Given data:

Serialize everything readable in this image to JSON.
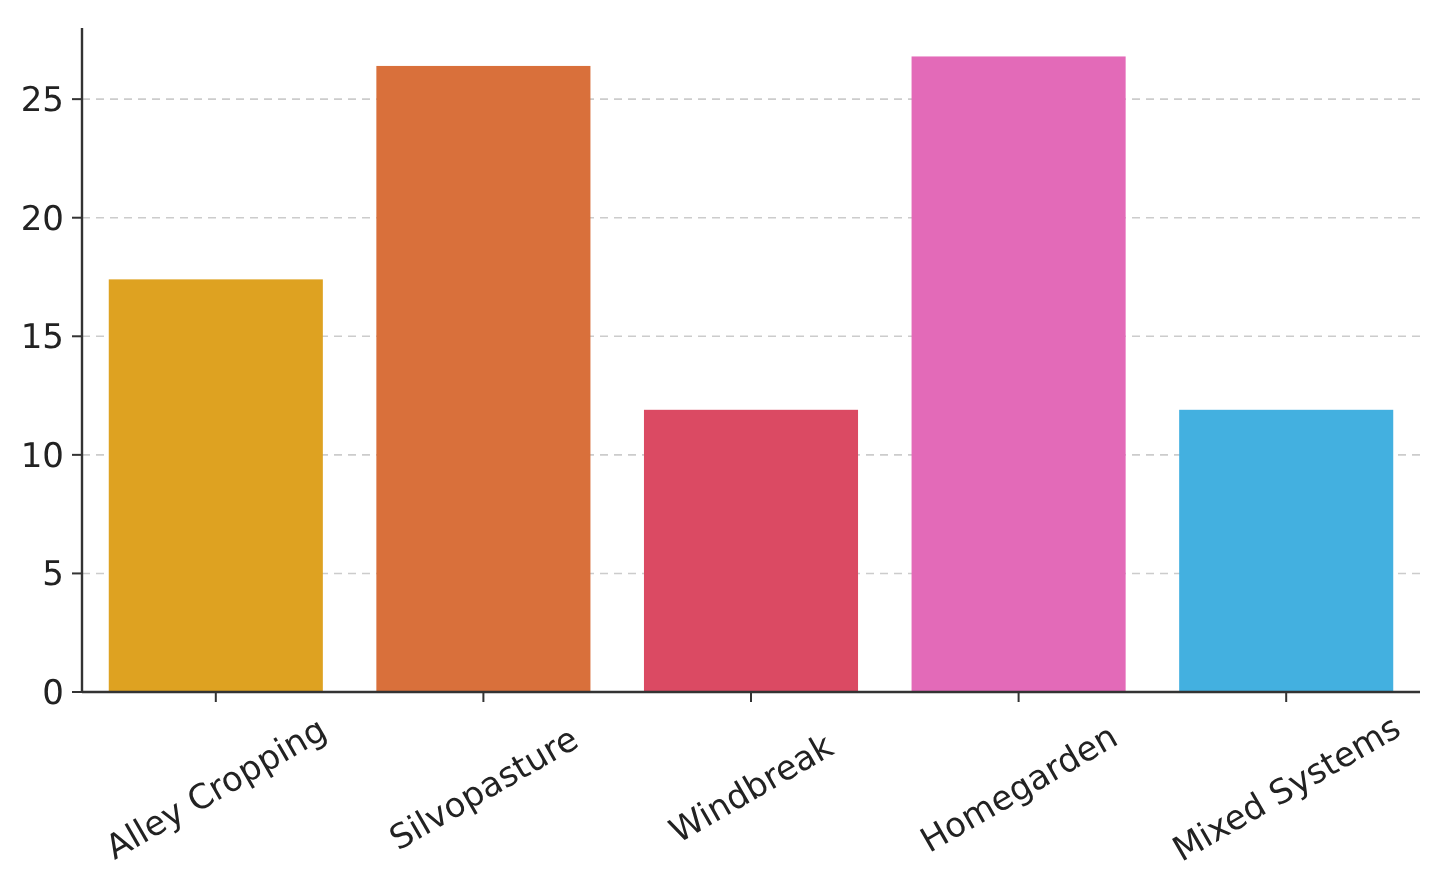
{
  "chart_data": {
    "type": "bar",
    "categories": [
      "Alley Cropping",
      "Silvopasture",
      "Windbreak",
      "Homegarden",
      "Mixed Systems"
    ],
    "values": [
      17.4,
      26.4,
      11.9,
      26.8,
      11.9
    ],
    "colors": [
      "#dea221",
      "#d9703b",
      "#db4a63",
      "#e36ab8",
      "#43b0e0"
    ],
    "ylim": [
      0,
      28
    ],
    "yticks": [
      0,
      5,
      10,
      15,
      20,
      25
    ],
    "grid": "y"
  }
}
---
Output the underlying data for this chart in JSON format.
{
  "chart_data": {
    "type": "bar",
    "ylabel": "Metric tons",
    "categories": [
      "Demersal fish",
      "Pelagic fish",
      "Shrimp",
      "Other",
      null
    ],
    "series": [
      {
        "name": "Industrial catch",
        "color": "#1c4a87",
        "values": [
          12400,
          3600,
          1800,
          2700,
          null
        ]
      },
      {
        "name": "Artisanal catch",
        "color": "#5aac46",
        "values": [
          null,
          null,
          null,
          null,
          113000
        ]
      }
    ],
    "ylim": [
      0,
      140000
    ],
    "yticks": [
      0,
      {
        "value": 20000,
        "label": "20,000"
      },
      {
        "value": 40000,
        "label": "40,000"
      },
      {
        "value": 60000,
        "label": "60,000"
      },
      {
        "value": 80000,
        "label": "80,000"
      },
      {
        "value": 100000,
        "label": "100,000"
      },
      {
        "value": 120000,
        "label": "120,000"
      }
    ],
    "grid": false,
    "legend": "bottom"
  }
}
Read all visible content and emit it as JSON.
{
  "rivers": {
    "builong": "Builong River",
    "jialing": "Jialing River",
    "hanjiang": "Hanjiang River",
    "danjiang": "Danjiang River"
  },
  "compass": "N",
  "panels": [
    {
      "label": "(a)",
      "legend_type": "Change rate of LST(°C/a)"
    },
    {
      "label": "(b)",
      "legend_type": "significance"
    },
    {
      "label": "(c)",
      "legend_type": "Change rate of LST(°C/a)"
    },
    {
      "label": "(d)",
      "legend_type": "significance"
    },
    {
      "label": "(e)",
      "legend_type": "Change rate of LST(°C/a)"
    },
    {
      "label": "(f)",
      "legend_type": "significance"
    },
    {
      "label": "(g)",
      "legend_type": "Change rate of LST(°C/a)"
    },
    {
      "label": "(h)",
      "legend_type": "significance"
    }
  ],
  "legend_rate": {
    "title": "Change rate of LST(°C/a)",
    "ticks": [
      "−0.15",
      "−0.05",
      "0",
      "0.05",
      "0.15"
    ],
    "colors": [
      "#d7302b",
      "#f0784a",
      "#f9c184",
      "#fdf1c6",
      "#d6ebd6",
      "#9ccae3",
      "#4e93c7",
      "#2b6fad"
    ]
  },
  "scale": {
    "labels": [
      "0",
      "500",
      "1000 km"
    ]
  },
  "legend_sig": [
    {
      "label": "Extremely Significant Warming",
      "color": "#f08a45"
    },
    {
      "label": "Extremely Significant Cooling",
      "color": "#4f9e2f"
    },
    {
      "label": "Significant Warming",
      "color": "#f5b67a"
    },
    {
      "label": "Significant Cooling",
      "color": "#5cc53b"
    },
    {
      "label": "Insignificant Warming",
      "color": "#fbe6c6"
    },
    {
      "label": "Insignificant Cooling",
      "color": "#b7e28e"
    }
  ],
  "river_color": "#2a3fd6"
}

Exercise instructions: Of the lines above, copy each that contains "this".

Result of the task:
Serialize everything readable in this image to JSON.
Output the underlying data for this chart in JSON format.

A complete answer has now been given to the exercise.